- [PROBLEM DETAILS] For the listing below, give the count of lines containing the string "from" and nothing else.
****
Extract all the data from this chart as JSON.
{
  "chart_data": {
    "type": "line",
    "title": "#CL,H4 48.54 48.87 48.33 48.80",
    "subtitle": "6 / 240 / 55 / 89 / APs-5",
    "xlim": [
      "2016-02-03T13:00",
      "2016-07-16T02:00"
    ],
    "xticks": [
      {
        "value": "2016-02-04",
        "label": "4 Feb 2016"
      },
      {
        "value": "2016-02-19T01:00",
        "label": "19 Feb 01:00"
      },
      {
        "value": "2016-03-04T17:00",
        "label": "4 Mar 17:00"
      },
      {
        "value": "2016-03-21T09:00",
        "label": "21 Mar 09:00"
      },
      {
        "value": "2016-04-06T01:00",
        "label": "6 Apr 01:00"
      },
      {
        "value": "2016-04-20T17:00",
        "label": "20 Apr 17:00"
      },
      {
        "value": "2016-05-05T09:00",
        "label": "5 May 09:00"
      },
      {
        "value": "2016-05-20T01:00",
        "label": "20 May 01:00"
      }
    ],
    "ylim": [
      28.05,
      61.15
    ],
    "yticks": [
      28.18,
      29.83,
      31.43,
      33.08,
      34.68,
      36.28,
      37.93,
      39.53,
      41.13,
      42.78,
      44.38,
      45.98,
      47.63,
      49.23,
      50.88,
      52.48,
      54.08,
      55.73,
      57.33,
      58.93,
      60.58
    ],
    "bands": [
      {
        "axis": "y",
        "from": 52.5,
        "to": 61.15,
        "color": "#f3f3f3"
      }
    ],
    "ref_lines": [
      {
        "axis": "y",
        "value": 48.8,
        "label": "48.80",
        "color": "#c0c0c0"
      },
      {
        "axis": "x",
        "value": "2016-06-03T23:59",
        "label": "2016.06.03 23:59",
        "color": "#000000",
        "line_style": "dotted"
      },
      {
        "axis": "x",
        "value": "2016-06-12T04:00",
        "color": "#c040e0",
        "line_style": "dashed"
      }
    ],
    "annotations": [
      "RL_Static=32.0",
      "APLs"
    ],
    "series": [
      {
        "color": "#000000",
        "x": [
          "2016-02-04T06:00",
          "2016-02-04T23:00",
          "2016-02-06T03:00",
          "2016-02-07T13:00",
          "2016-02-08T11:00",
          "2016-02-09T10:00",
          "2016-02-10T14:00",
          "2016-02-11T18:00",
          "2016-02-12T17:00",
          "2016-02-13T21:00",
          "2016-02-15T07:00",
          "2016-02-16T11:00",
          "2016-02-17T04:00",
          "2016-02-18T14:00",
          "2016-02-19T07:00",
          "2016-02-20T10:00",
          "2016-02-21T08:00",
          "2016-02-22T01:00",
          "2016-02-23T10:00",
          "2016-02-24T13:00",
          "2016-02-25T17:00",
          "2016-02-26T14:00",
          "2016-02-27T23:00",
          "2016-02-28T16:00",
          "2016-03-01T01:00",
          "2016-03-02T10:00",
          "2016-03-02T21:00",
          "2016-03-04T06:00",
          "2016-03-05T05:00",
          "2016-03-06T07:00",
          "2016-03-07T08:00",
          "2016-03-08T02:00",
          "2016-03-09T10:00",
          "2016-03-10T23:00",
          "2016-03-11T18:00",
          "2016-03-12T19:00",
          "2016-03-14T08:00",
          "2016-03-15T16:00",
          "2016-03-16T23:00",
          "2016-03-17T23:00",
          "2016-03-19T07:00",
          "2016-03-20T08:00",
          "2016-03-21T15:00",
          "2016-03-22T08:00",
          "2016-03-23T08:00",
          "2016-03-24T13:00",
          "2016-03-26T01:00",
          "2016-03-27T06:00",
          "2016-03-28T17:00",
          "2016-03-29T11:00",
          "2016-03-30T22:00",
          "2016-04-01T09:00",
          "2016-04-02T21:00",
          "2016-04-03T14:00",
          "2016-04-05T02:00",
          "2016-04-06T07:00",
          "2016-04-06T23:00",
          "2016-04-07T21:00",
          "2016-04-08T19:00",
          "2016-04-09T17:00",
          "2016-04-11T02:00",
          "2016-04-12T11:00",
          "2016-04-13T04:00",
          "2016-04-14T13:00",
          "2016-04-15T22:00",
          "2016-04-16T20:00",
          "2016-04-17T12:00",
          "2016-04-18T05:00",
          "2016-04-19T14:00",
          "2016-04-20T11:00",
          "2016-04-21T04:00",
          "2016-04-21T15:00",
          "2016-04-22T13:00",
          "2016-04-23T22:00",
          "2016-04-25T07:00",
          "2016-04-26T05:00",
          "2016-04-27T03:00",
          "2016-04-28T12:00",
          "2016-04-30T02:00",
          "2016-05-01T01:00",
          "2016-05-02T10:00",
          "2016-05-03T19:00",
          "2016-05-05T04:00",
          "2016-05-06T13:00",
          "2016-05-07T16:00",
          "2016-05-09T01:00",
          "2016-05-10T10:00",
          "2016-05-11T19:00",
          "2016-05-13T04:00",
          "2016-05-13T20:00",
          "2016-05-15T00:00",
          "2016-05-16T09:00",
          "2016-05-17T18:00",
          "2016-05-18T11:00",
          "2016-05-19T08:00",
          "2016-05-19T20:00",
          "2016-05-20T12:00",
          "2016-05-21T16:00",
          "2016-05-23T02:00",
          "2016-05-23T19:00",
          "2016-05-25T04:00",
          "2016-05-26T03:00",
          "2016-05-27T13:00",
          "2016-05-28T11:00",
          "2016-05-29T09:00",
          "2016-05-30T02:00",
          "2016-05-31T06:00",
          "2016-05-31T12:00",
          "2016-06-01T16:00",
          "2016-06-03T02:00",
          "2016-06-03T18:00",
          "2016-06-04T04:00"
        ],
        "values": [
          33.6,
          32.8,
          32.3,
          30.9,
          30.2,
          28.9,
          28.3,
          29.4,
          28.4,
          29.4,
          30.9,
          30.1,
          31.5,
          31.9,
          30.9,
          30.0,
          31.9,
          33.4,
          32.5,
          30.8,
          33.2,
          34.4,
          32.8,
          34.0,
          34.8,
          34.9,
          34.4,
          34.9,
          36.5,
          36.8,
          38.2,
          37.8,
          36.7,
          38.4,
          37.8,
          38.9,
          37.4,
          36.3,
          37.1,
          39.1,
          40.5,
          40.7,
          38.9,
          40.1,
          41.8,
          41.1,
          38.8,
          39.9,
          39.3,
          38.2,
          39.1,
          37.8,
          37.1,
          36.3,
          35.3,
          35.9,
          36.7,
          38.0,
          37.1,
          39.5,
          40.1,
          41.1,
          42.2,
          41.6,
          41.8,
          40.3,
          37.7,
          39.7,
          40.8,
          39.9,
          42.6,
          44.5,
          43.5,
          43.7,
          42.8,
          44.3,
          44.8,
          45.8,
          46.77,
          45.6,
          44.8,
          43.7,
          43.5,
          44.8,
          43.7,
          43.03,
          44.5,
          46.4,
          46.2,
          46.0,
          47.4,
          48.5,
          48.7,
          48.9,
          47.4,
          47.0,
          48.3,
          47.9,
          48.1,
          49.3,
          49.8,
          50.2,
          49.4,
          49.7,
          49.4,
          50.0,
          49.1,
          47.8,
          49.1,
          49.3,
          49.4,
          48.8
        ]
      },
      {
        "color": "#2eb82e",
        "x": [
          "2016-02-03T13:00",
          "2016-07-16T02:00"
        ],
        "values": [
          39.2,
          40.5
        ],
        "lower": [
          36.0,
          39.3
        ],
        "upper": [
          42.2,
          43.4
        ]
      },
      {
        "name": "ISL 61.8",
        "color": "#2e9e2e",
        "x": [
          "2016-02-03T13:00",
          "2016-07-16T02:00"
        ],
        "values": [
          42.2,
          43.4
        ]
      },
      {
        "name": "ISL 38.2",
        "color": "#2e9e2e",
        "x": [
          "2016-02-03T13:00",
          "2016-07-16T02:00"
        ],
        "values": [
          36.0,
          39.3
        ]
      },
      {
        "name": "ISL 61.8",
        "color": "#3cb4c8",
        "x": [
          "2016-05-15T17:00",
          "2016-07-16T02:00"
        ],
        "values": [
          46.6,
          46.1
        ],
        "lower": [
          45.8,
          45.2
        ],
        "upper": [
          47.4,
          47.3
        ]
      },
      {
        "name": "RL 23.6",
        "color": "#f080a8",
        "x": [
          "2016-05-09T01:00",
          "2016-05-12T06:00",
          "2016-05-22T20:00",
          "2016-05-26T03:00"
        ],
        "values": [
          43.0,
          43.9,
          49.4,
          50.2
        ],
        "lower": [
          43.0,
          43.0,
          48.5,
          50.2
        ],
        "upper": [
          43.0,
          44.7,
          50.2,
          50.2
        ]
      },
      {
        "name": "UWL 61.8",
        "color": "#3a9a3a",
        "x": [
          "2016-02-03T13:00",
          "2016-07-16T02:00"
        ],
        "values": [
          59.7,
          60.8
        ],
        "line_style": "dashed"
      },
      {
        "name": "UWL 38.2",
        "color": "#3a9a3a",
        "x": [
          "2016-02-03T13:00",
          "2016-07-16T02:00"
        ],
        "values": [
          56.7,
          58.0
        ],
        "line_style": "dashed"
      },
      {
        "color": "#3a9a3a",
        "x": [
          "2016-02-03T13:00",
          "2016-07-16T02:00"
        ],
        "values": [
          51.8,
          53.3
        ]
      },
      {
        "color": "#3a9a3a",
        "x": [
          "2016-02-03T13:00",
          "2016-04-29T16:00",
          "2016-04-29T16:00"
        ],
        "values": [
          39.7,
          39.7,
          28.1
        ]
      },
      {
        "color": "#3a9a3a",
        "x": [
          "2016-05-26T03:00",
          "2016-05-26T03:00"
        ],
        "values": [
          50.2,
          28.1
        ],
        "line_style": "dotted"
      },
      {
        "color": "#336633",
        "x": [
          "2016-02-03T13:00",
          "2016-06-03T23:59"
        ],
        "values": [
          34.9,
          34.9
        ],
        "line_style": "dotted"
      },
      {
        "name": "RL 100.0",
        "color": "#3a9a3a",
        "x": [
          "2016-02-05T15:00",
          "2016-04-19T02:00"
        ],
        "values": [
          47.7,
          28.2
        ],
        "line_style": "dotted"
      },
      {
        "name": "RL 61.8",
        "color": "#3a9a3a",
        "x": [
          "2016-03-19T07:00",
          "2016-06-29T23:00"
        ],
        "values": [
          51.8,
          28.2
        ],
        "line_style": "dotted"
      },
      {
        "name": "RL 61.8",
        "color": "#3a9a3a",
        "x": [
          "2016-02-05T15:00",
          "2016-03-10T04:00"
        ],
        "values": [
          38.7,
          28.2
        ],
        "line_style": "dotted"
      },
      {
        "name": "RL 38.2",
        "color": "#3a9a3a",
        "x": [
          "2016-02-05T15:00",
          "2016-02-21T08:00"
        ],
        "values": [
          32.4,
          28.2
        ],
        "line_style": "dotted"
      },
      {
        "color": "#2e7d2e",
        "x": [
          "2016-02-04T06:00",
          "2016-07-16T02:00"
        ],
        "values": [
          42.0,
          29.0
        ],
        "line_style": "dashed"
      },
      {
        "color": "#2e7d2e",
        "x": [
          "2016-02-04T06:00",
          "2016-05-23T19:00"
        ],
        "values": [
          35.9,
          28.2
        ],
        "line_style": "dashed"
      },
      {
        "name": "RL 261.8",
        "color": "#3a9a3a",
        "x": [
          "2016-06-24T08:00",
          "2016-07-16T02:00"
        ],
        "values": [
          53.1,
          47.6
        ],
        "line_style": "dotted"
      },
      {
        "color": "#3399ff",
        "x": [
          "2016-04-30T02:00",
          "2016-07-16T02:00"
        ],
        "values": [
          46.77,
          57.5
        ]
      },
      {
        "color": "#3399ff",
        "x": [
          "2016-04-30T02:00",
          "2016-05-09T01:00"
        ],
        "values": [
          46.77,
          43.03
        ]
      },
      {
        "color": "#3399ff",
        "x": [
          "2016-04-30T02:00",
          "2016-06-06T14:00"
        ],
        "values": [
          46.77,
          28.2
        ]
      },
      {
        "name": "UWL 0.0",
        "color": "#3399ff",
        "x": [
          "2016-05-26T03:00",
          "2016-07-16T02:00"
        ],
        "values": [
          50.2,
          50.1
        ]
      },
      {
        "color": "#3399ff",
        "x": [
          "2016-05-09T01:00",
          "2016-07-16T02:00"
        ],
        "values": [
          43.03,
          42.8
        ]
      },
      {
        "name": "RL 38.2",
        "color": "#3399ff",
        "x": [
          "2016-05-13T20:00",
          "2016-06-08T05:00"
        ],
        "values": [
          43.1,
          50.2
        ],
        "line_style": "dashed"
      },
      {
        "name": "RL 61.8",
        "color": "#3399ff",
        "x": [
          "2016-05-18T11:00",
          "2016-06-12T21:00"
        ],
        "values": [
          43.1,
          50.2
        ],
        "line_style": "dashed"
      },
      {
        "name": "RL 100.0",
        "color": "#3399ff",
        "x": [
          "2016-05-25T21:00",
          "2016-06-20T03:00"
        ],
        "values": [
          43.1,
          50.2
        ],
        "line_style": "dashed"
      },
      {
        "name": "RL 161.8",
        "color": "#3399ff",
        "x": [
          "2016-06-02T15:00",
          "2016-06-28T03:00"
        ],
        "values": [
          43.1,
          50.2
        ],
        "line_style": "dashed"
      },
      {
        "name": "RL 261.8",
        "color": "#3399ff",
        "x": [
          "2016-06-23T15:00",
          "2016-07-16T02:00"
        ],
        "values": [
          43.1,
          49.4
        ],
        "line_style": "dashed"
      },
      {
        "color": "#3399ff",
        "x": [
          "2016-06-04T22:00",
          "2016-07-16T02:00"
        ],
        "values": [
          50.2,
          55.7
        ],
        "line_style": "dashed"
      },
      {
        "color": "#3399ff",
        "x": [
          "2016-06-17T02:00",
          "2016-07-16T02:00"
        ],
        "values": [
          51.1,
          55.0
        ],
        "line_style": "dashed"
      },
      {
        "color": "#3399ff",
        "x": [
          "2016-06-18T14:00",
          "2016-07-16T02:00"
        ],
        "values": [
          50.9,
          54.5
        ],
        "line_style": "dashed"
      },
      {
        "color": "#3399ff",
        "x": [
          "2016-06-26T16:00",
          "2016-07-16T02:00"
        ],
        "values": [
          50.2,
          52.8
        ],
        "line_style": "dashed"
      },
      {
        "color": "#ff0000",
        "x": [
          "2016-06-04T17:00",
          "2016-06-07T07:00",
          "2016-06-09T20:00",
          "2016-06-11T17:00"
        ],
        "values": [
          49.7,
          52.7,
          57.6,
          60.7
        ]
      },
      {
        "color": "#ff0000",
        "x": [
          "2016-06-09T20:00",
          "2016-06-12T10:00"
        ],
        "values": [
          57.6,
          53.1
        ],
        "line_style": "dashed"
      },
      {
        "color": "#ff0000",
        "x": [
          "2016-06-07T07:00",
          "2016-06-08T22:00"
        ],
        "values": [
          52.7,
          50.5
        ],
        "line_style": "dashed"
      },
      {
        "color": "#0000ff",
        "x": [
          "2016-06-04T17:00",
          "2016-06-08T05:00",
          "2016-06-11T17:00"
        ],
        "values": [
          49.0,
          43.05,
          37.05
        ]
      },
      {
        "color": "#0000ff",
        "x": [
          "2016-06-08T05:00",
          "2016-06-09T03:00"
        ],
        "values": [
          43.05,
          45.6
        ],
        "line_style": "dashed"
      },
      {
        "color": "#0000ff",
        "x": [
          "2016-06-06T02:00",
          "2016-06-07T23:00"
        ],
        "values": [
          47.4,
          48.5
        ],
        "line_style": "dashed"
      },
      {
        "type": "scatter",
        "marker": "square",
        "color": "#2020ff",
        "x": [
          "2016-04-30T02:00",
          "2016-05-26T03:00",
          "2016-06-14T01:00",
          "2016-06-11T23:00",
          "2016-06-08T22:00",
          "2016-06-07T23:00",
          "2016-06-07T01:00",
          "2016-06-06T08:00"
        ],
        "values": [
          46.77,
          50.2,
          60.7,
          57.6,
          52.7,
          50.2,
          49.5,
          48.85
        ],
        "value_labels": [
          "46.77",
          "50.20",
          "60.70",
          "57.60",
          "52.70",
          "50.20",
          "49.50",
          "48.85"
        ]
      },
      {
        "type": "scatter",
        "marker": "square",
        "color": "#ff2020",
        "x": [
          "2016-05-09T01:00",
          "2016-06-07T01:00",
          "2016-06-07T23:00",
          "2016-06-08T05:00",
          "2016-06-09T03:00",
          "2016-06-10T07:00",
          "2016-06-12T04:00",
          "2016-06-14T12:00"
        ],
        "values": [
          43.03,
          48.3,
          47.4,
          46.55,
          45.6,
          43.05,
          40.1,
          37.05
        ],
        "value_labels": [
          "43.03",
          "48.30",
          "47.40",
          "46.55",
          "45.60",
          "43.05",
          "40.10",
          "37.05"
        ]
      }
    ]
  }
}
****
- [EXERCISE RESPONSE] 2